WRITTEN TASK ▸ Filter out everything except lines holding "this".

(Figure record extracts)
>>>

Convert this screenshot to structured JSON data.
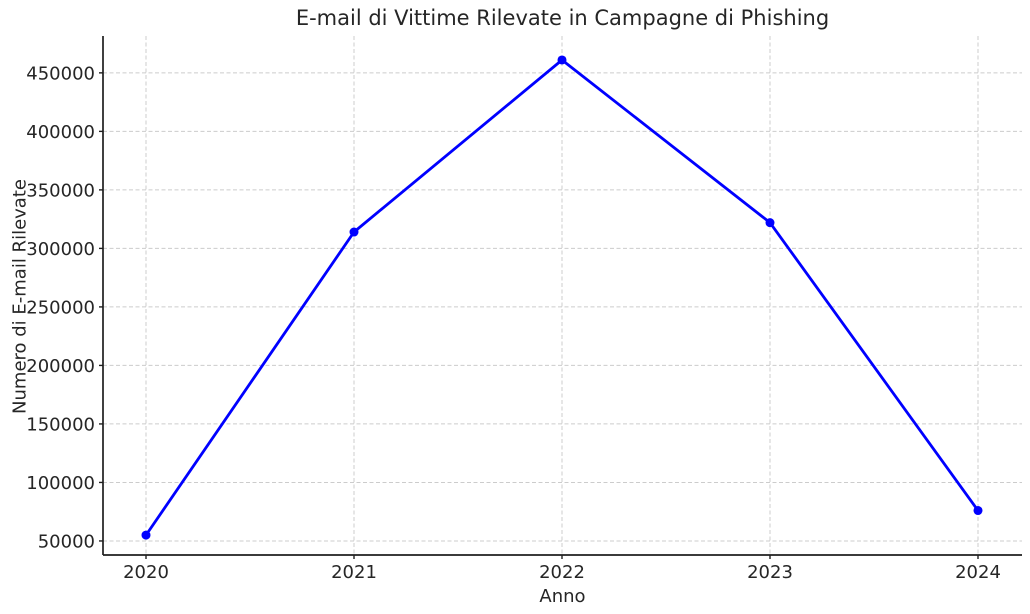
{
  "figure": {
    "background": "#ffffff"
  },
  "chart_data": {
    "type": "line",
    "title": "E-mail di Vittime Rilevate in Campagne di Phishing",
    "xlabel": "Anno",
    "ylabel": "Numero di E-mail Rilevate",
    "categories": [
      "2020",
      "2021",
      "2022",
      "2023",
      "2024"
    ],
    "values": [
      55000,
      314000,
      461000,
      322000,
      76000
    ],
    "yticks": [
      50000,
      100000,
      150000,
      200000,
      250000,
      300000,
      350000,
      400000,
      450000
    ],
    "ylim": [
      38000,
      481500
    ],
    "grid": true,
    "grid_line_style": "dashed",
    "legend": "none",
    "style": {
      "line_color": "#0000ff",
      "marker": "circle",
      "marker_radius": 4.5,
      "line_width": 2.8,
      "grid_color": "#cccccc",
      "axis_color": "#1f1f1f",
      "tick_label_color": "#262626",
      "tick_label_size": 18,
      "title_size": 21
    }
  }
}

<<<
>>>

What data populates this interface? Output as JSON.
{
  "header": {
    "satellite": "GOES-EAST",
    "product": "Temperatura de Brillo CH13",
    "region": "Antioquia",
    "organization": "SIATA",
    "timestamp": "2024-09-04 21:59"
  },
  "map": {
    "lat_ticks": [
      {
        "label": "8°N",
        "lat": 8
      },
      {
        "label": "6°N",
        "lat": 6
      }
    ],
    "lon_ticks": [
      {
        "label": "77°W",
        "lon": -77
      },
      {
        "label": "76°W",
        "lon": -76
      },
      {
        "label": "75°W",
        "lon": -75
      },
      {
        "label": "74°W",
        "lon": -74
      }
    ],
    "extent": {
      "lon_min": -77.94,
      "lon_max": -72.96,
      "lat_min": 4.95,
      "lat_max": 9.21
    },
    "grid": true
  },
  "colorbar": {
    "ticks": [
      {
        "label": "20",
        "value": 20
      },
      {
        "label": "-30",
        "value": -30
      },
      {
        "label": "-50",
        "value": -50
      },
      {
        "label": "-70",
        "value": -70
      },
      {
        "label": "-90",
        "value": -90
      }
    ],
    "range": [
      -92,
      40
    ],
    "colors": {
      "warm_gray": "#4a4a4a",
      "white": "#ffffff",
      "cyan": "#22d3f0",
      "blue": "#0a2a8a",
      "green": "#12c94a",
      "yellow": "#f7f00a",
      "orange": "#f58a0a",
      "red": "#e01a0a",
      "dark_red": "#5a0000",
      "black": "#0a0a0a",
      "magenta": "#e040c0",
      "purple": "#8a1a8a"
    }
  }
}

<<<

RESULT OF THE TASK ▸
Convert this screenshot to structured JSON data.
What data populates this interface? Output as JSON.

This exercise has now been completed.